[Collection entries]

• • • • •

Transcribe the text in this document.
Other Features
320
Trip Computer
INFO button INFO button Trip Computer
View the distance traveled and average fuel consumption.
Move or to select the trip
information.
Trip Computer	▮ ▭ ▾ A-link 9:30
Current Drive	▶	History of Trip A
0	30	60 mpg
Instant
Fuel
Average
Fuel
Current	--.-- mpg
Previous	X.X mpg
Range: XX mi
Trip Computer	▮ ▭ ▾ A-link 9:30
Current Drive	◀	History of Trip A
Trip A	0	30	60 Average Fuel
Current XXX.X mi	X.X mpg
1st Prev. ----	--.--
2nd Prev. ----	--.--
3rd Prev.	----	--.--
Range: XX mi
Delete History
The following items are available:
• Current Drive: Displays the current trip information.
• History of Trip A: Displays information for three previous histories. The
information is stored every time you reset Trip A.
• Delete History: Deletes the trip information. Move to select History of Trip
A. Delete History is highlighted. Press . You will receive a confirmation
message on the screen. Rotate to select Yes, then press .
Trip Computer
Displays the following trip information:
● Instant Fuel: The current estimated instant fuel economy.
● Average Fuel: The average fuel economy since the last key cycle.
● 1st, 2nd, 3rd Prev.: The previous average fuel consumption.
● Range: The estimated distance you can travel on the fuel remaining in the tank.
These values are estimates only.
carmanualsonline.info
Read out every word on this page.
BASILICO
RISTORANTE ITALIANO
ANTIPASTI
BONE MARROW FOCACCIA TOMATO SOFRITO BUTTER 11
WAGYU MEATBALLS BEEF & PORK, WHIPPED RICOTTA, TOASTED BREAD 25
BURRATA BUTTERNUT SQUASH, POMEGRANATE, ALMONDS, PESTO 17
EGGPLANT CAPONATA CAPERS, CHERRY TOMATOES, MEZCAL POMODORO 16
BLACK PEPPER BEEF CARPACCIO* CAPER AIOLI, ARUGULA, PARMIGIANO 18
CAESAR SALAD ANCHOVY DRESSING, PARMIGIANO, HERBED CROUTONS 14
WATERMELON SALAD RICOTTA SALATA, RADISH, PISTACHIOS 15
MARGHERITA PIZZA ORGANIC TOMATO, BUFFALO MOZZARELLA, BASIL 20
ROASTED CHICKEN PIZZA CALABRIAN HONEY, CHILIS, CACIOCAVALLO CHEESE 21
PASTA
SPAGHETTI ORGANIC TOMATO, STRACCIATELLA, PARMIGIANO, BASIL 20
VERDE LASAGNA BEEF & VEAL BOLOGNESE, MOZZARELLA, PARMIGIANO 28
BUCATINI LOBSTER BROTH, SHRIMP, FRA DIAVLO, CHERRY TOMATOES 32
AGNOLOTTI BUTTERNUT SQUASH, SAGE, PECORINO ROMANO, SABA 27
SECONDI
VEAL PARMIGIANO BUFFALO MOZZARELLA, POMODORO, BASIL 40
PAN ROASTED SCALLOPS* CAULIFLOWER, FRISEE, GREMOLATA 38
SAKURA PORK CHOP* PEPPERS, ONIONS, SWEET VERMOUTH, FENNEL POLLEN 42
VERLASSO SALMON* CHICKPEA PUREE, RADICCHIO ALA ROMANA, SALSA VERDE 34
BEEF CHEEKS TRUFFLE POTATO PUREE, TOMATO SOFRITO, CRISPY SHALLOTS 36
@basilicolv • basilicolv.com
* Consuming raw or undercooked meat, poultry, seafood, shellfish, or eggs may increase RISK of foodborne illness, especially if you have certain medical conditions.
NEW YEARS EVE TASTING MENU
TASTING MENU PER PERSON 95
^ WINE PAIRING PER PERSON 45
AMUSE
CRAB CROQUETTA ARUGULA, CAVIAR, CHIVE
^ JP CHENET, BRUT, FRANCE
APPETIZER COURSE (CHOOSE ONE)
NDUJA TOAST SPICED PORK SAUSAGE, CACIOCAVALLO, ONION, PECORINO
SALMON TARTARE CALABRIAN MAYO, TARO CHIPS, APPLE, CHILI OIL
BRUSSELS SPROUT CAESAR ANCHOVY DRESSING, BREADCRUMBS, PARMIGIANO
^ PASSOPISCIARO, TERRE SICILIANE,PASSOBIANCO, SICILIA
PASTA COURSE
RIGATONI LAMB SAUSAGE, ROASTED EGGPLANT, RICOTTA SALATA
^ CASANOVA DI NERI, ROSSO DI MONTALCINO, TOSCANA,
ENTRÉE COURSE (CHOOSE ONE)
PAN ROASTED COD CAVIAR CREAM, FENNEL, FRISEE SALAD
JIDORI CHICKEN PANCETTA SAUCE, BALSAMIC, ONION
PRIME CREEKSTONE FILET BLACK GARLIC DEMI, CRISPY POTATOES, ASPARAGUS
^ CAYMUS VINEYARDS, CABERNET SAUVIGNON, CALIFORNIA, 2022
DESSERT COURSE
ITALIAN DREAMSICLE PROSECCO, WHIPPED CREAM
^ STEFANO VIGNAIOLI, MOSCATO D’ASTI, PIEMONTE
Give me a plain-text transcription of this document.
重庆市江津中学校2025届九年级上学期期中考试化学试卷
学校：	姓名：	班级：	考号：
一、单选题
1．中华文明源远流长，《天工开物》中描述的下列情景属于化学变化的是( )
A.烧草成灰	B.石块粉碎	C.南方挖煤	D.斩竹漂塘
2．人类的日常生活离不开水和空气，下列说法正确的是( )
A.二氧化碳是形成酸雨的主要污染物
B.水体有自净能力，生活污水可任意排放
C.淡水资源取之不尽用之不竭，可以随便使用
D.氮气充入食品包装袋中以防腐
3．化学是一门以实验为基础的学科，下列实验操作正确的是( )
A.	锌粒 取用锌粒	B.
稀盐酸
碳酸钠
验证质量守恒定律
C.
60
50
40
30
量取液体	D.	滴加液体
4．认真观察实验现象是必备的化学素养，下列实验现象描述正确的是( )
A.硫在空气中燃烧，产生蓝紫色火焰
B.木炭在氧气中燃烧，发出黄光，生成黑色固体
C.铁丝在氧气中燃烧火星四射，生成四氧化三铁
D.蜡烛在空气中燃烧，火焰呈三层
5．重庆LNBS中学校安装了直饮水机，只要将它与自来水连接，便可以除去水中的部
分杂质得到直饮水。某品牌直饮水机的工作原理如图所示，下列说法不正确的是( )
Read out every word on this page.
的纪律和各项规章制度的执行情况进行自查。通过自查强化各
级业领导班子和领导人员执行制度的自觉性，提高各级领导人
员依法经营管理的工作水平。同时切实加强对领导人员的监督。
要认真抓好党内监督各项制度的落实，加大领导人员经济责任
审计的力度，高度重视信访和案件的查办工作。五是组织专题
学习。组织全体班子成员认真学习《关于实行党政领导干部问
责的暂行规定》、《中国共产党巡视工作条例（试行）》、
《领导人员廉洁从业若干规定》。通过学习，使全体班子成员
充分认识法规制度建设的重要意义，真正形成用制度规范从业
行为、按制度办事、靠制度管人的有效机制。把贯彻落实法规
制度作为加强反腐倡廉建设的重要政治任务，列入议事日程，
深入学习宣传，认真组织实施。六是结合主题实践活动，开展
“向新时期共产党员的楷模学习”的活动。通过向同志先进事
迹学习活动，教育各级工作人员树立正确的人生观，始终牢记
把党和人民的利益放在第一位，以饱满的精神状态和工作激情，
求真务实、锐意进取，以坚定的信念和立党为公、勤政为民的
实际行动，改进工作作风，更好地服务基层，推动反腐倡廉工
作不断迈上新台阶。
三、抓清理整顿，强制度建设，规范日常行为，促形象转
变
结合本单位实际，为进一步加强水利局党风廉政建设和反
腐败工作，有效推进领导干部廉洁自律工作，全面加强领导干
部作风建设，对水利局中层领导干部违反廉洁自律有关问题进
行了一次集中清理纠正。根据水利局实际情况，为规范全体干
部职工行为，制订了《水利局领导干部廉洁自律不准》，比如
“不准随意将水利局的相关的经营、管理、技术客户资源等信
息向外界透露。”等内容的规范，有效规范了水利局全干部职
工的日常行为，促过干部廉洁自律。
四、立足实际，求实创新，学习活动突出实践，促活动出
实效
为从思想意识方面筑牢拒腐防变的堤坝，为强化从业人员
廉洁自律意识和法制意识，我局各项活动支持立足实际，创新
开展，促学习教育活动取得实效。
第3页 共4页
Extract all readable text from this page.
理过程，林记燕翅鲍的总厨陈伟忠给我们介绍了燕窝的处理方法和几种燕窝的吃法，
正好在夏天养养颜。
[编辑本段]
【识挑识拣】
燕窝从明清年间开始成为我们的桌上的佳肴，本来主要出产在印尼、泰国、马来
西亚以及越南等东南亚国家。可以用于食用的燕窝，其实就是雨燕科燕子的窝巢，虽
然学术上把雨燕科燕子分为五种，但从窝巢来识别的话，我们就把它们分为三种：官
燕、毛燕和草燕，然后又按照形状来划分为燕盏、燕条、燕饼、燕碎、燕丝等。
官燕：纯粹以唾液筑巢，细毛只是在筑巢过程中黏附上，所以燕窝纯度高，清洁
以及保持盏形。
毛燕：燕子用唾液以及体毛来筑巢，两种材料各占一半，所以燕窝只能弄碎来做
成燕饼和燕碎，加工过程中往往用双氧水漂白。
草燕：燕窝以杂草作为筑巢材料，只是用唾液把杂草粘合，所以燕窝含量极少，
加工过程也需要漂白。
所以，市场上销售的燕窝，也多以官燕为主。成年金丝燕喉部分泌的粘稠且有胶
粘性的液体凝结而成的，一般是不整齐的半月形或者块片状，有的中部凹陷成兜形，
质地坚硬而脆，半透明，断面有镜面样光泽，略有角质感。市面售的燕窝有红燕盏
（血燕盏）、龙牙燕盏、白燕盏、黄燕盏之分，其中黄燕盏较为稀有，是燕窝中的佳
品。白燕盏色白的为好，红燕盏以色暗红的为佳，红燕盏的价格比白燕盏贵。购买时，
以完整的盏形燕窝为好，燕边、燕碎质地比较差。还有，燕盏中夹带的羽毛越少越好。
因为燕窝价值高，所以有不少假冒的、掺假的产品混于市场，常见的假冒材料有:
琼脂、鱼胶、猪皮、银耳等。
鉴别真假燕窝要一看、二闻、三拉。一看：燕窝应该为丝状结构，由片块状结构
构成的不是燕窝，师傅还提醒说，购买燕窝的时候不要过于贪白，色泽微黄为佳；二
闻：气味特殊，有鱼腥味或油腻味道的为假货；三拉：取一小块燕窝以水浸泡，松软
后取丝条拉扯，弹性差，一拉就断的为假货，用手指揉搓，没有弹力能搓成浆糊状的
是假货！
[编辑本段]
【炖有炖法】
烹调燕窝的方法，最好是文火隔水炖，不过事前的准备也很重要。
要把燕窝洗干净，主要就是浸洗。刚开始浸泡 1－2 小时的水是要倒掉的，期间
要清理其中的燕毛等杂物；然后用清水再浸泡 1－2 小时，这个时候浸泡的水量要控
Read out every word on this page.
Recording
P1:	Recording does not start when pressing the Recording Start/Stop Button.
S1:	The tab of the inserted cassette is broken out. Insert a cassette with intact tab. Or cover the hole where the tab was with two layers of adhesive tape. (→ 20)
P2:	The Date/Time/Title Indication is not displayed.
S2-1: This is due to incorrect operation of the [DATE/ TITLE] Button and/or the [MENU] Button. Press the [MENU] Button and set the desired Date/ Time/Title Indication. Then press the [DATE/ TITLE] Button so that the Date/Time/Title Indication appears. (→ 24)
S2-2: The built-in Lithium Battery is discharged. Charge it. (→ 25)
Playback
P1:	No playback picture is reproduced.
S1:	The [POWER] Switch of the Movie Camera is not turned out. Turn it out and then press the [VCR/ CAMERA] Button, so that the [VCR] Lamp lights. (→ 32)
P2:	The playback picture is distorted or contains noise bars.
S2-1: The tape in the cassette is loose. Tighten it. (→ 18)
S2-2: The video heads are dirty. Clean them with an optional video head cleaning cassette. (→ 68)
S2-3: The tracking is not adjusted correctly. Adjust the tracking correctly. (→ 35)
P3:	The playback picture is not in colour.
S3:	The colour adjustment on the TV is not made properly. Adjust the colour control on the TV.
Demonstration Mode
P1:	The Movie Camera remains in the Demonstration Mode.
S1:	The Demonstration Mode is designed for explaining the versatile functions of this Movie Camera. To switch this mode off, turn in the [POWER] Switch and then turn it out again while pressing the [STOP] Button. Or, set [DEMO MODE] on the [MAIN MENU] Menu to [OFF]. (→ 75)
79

• • • • •

Problem details>
Each line of the data that includes the word "CREAM" counts once; report the total and nothing more.

Written response>
2